— Start of Supplied records —

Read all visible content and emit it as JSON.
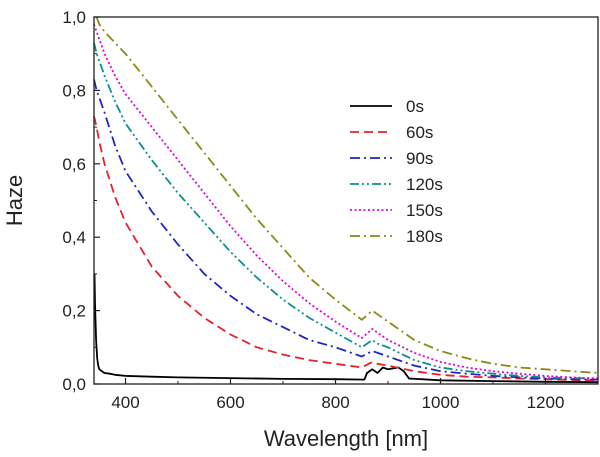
{
  "chart_data": {
    "type": "line",
    "title": "",
    "xlabel": "Wavelength [nm]",
    "ylabel": "Haze",
    "xlim": [
      340,
      1300
    ],
    "ylim": [
      0.0,
      1.0
    ],
    "x_ticks": [
      400,
      600,
      800,
      1000,
      1200
    ],
    "x_tick_labels": [
      "400",
      "600",
      "800",
      "1000",
      "1200"
    ],
    "y_ticks": [
      0.0,
      0.2,
      0.4,
      0.6,
      0.8,
      1.0
    ],
    "y_tick_labels": [
      "0,0",
      "0,2",
      "0,4",
      "0,6",
      "0,8",
      "1,0"
    ],
    "grid": false,
    "legend_position": "top-right",
    "series": [
      {
        "name": "0s",
        "color": "#000000",
        "dash": "solid",
        "x": [
          341,
          342,
          344,
          346,
          348,
          350,
          355,
          360,
          370,
          380,
          400,
          450,
          500,
          600,
          700,
          800,
          855,
          860,
          870,
          880,
          890,
          900,
          920,
          930,
          940,
          1000,
          1100,
          1200,
          1300
        ],
        "values": [
          0.3,
          0.22,
          0.12,
          0.07,
          0.05,
          0.04,
          0.035,
          0.03,
          0.028,
          0.025,
          0.022,
          0.02,
          0.018,
          0.016,
          0.014,
          0.013,
          0.012,
          0.03,
          0.04,
          0.03,
          0.045,
          0.04,
          0.045,
          0.035,
          0.015,
          0.01,
          0.008,
          0.006,
          0.005
        ]
      },
      {
        "name": "60s",
        "color": "#e8202a",
        "dash": "dashed",
        "x": [
          340,
          345,
          350,
          360,
          380,
          400,
          450,
          500,
          550,
          600,
          650,
          700,
          750,
          800,
          850,
          870,
          880,
          900,
          950,
          1000,
          1050,
          1100,
          1150,
          1200,
          1250,
          1300
        ],
        "values": [
          0.73,
          0.7,
          0.66,
          0.6,
          0.51,
          0.44,
          0.32,
          0.24,
          0.18,
          0.135,
          0.1,
          0.08,
          0.065,
          0.055,
          0.045,
          0.06,
          0.055,
          0.05,
          0.035,
          0.025,
          0.02,
          0.018,
          0.015,
          0.013,
          0.011,
          0.01
        ]
      },
      {
        "name": "90s",
        "color": "#1f23c6",
        "dash": "dashdot",
        "x": [
          340,
          345,
          350,
          360,
          380,
          400,
          450,
          500,
          550,
          600,
          650,
          700,
          750,
          800,
          850,
          870,
          880,
          900,
          950,
          1000,
          1050,
          1100,
          1150,
          1200,
          1250,
          1300
        ],
        "values": [
          0.83,
          0.8,
          0.78,
          0.74,
          0.65,
          0.58,
          0.47,
          0.38,
          0.3,
          0.24,
          0.19,
          0.155,
          0.12,
          0.1,
          0.075,
          0.09,
          0.085,
          0.075,
          0.05,
          0.035,
          0.028,
          0.022,
          0.018,
          0.015,
          0.013,
          0.012
        ]
      },
      {
        "name": "120s",
        "color": "#0a8f8f",
        "dash": "dashdotdot",
        "x": [
          340,
          345,
          350,
          360,
          380,
          400,
          450,
          500,
          550,
          600,
          650,
          700,
          750,
          800,
          850,
          870,
          880,
          900,
          950,
          1000,
          1050,
          1100,
          1150,
          1200,
          1250,
          1300
        ],
        "values": [
          0.93,
          0.9,
          0.88,
          0.84,
          0.77,
          0.71,
          0.61,
          0.52,
          0.44,
          0.36,
          0.29,
          0.23,
          0.18,
          0.14,
          0.1,
          0.12,
          0.11,
          0.1,
          0.065,
          0.045,
          0.035,
          0.028,
          0.022,
          0.018,
          0.016,
          0.015
        ]
      },
      {
        "name": "150s",
        "color": "#e000e0",
        "dash": "dotted",
        "x": [
          340,
          345,
          350,
          360,
          380,
          400,
          450,
          500,
          550,
          600,
          650,
          700,
          750,
          800,
          850,
          870,
          880,
          900,
          950,
          1000,
          1050,
          1100,
          1150,
          1200,
          1250,
          1300
        ],
        "values": [
          0.98,
          0.96,
          0.94,
          0.9,
          0.84,
          0.79,
          0.7,
          0.61,
          0.52,
          0.43,
          0.35,
          0.28,
          0.22,
          0.17,
          0.125,
          0.15,
          0.14,
          0.12,
          0.085,
          0.06,
          0.045,
          0.035,
          0.028,
          0.022,
          0.018,
          0.015
        ]
      },
      {
        "name": "180s",
        "color": "#8a8a14",
        "dash": "dashdot",
        "x": [
          345,
          350,
          360,
          380,
          400,
          450,
          500,
          550,
          600,
          650,
          700,
          750,
          800,
          850,
          870,
          880,
          900,
          950,
          1000,
          1050,
          1100,
          1150,
          1200,
          1250,
          1300
        ],
        "values": [
          1.0,
          0.98,
          0.96,
          0.93,
          0.9,
          0.81,
          0.72,
          0.63,
          0.54,
          0.45,
          0.37,
          0.29,
          0.23,
          0.175,
          0.2,
          0.19,
          0.17,
          0.12,
          0.09,
          0.07,
          0.055,
          0.045,
          0.04,
          0.035,
          0.03
        ]
      }
    ]
  }
}
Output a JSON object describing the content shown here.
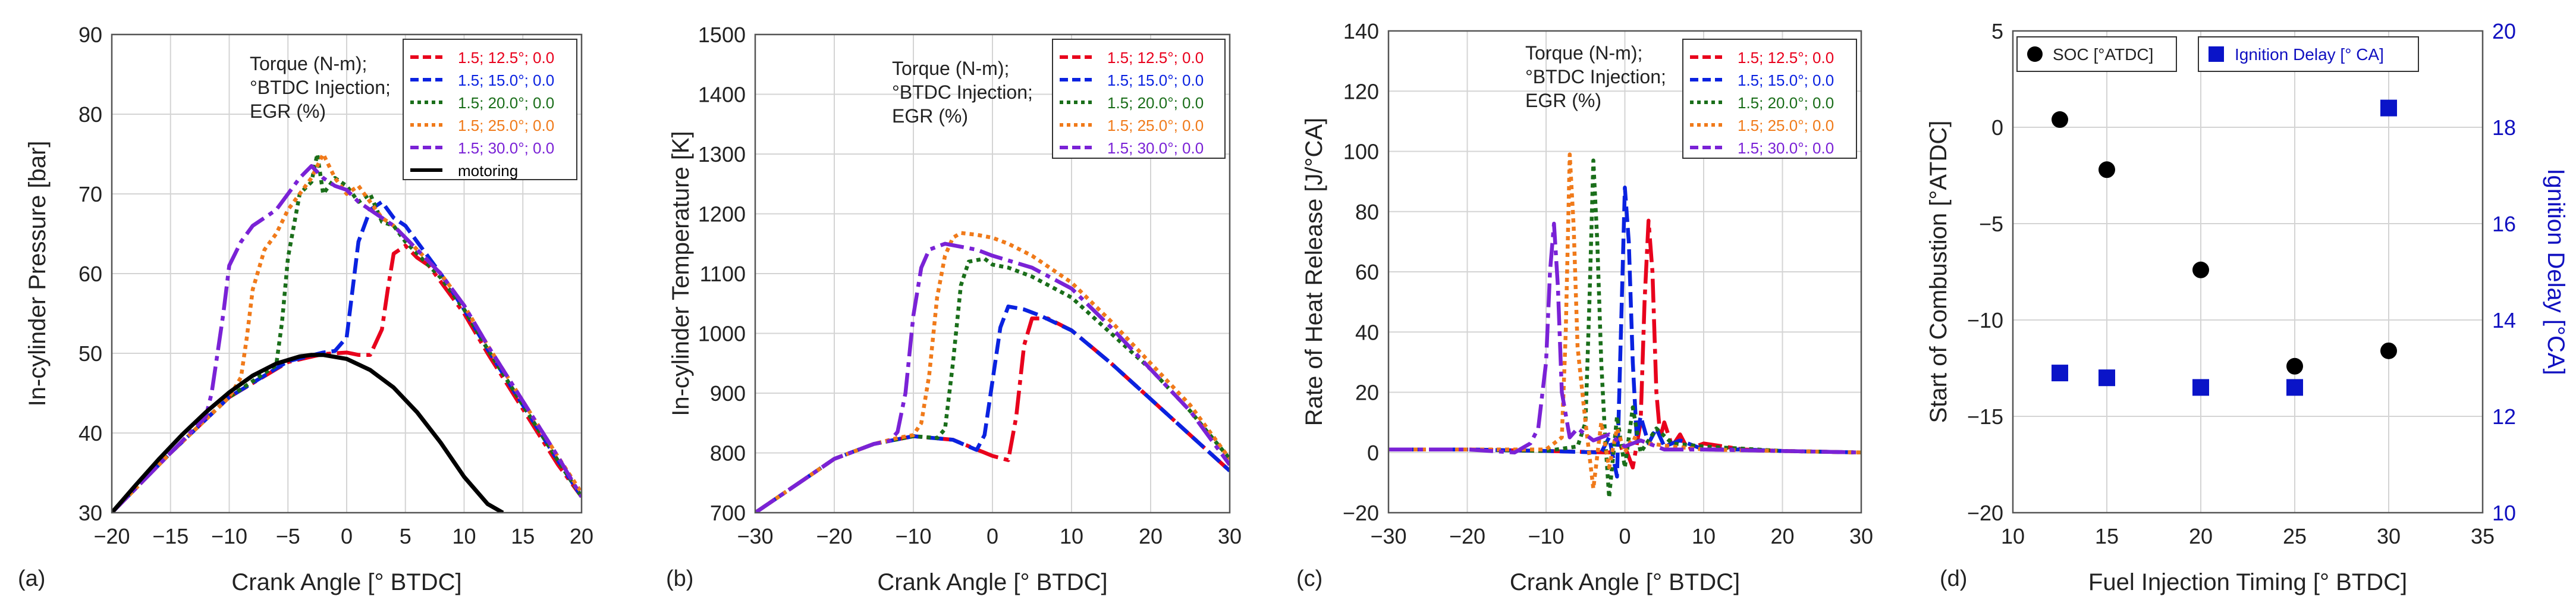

— End of Supplied records —

Instructions for the task -
Scan the records above for the string "color", then report every line that contains it.

Finished answer -
        "color": "#000000",
        "color": "#e8202a",
        "color": "#1f23c6",
        "color": "#0a8f8f",
        "color": "#e000e0",
        "color": "#8a8a14",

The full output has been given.